[Texto de origen]
········
Collingridge Limited, an imprint of B.T. Batsford Holdings Limited,
43 Great Ormond Street, London WC1N 3HZ
© 2024 de la presente edición: Gallo Nero Ediciones, S. L.
© 2024 de la traducción: Blanca Gago Domínguez
Diseño de cubierta: Gabriel Regueiro
Corrección: Chris Christoffersen
Maquetación: David Anglès
Conversión a formato digital: Ingrid J. Rodríguez
La traducción de este libro se rige por el contrato tipo
propuesto por Ace Traductores
ISBN: 978-84-19168-53-5
LOGOSCOMPUESTOSProyecto financiado por la Dirección General del Libro y Fomento de la Lectura, Ministerio de Cultura y Deporte Financiado por la Unión Europea-Next Generation EU
Hicimos un jardín
Prólogo
Este libro fue el origen de todo lo que vendría luego para Margery Fish y para muchos jardineros del mundo que se inspiraron en su trabajo. En la década de 1930, cuando la guerra ya se cernía sobre ellos, Margery y su marido Walter se marcharon de Londres y compraron una casa en East Lambrook, Somerset, con la intención de rehabilitarla y hacer un jardín. Este libro es el relato de su aventura.
Durante los primeros años en East Lambrook Manor vivieron a caballo entre Somerset y Londres, pues Walter trabajaba como editor en el Daily Mail y Margery había sido asistente de lord Northcliffe, el propietario del periódico. El jardín, por tanto, tenía que ser fácil de cuidar, y ambos creían que debía estar presentable todo el año y en armonía con la casa de piedra. Esas ideas inspiraron tanto la forma de cultivar como la escritura de Margery, y a través de este libro, de otros siete y de sus numerosos artículos para revistas, las difundió entre un público cada vez más amplio.
Margery y Walter tenían caracteres muy distintos. Uno de los temas recurrentes de Hicimos un jardín —cuyo título original, y no muy atractivo, era Cultivar el jardín con Walter— es la compleja relación horticultora que ambos establecieron desde el principio: Walter prefería las plantas coloridas y llamativas, y emprendió una larga batalla —no siempre con buen humor— contra su mujer para dar protagonismo a sus dalias. Margery odiaba las dalias y estaba más interesada en las prímulas, las margaritas dobles, los eléboros y otras variedades menos ostentosas. Sin embargo, la profunda devoción que sentían el uno por el otro trascendió esas diferencias de gustos pese al desprecio —a veces inconsciente— de Walter hacia las flores favoritas de Margery, sobre las que escribe en estas páginas con tanto amor.
Al principio, Margery declaró a Walter que sus queridas dalias eran «de circo», pero más tarde, cuando él se quedó sin fuerzas para dedicarse al jardín, ella siguió cultivándolas —aunque sentía un secreto alivio cada vez que alguna no lograba sobrevivir a un invierno guardada en el interior—. Tras la muerte de Walter, Margery dejó unas pocas variedades que crecían año tras año. Además de un relato sobre el jardín, este libro también cuenta la relación entre ambos, como bien indica su título.
········
[Datos]
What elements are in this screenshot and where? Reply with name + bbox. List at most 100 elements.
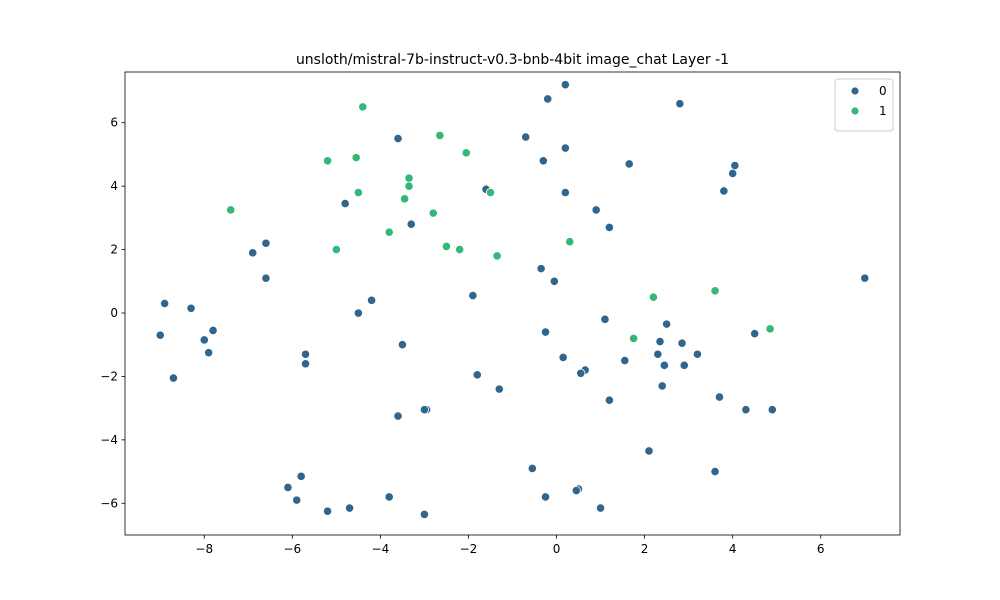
········
[Consigna] Reproduce sin cambios el pasaje del texto sobre el jardín de Margery Fish comprendido entre "Durante los primeros" y "vez más amplio.", ambos incluidos.

[Respuesta]
Durante los primeros años en East Lambrook Manor vivieron a caballo entre Somerset y Londres, pues Walter trabajaba como editor en el Daily Mail y Margery había sido asistente de lord Northcliffe, el propietario del periódico. El jardín, por tanto, tenía que ser fácil de cuidar, y ambos creían que debía estar presentable todo el año y en armonía con la casa de piedra. Esas ideas inspiraron tanto la forma de cultivar como la escritura de Margery, y a través de este libro, de otros siete y de sus numerosos artículos para revistas, las difundió entre un público cada vez más amplio.